> **WORK TO COMPLETE**
How many lines hold the string "What"? Give only the number.

> **STORED RECORDS**
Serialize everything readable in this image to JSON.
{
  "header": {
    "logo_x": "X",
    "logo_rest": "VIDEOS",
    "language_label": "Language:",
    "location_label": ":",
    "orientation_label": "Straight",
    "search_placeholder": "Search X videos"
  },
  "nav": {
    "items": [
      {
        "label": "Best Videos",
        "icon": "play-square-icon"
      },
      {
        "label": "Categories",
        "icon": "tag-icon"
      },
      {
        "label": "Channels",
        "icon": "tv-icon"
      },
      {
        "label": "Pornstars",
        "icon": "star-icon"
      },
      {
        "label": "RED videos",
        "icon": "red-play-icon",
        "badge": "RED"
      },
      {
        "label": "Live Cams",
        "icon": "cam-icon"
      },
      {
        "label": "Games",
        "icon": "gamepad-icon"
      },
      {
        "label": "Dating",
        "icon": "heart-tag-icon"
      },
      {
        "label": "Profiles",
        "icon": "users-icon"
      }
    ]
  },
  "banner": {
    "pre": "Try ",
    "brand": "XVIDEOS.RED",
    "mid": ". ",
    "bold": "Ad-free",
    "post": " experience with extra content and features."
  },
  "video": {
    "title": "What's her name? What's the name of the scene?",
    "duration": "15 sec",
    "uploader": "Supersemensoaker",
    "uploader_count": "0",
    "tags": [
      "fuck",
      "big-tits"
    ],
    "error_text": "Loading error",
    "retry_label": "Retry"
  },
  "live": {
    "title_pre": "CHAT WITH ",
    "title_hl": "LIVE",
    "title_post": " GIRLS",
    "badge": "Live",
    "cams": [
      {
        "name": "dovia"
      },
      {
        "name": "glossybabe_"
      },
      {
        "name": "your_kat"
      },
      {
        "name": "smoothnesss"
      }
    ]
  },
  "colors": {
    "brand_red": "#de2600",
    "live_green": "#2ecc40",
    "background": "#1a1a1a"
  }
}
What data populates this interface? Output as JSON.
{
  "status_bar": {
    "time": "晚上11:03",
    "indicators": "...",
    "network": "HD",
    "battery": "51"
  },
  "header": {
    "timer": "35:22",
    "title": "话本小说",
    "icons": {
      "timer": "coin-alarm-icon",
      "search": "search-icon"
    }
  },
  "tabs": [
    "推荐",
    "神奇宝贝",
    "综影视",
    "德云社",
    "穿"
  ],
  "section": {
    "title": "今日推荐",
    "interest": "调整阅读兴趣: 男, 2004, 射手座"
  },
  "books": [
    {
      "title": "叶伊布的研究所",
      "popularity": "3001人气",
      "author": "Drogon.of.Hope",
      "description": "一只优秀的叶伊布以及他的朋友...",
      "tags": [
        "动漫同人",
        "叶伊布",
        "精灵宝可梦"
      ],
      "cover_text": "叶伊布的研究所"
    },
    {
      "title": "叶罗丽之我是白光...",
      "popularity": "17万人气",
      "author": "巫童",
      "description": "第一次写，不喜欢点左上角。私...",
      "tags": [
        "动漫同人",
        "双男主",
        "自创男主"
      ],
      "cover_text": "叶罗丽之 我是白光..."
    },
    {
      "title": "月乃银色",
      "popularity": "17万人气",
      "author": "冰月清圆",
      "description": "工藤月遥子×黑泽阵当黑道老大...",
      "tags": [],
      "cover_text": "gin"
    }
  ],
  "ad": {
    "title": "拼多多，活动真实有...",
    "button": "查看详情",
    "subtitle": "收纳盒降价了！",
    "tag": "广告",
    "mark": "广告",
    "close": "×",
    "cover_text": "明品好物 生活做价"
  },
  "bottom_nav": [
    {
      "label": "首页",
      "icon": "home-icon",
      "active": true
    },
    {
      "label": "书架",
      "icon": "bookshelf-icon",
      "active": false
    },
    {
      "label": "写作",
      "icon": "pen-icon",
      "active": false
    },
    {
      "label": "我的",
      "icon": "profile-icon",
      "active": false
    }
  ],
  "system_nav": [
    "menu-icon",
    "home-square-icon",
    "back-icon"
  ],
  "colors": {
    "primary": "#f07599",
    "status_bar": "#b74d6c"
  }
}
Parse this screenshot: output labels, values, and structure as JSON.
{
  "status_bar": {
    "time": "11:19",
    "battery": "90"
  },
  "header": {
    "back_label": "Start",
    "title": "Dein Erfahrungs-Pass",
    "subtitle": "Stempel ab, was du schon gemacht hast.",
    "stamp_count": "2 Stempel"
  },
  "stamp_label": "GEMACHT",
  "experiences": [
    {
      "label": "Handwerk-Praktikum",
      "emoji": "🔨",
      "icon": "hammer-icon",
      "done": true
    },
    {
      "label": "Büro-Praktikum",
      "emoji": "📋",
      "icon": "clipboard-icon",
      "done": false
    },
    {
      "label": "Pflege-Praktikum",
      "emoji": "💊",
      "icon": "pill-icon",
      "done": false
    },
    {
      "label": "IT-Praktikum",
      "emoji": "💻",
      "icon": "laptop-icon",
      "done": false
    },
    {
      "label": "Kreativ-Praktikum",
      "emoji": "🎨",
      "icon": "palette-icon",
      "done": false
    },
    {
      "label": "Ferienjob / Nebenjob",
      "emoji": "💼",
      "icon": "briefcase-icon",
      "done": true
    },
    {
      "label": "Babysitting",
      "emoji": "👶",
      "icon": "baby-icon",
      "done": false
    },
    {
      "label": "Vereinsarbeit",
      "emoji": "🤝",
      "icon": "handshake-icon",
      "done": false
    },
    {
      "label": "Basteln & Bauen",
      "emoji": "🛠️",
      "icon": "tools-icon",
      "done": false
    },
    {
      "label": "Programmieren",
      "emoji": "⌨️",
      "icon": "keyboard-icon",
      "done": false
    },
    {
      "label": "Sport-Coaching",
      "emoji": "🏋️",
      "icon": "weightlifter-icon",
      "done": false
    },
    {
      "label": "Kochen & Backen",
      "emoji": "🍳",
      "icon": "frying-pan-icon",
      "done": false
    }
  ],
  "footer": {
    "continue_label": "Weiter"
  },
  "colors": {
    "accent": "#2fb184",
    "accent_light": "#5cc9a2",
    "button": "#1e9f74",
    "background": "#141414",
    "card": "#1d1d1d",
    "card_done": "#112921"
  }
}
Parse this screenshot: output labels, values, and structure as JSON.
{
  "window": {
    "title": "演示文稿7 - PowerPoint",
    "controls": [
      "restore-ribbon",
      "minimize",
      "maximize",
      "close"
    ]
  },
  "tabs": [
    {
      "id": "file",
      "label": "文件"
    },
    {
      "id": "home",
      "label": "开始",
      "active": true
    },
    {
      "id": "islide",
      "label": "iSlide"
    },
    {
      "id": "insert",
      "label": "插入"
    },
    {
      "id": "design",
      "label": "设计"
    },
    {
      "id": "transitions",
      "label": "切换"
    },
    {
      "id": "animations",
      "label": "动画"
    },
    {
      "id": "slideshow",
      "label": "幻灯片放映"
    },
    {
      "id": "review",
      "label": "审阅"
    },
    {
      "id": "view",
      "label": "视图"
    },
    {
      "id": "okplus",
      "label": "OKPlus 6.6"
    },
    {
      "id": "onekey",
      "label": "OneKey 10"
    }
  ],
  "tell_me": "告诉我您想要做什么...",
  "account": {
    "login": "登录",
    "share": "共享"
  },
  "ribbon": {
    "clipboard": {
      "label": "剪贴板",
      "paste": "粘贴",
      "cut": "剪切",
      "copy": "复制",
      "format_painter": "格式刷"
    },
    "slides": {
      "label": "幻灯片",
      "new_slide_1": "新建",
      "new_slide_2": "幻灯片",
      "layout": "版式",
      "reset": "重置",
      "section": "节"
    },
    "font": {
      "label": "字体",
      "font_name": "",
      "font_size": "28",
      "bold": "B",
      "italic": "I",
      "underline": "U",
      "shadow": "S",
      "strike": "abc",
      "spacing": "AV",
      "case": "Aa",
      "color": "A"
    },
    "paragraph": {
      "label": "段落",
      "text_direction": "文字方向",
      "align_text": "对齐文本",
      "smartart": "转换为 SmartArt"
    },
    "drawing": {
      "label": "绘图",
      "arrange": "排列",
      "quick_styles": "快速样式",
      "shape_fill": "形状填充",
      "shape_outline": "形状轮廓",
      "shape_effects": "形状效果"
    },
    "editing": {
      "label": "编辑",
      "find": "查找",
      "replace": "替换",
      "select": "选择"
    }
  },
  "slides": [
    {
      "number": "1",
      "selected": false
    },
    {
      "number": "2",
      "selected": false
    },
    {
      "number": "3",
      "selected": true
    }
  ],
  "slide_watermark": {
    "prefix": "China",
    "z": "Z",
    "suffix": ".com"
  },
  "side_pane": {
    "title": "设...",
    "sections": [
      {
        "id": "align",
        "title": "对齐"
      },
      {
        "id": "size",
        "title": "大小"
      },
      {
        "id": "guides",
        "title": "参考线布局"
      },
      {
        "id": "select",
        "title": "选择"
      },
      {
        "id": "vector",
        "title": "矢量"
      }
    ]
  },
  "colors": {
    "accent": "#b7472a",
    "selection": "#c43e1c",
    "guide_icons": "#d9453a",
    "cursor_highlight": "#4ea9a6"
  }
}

> **SOLUTION TO THE PROBLEM**
2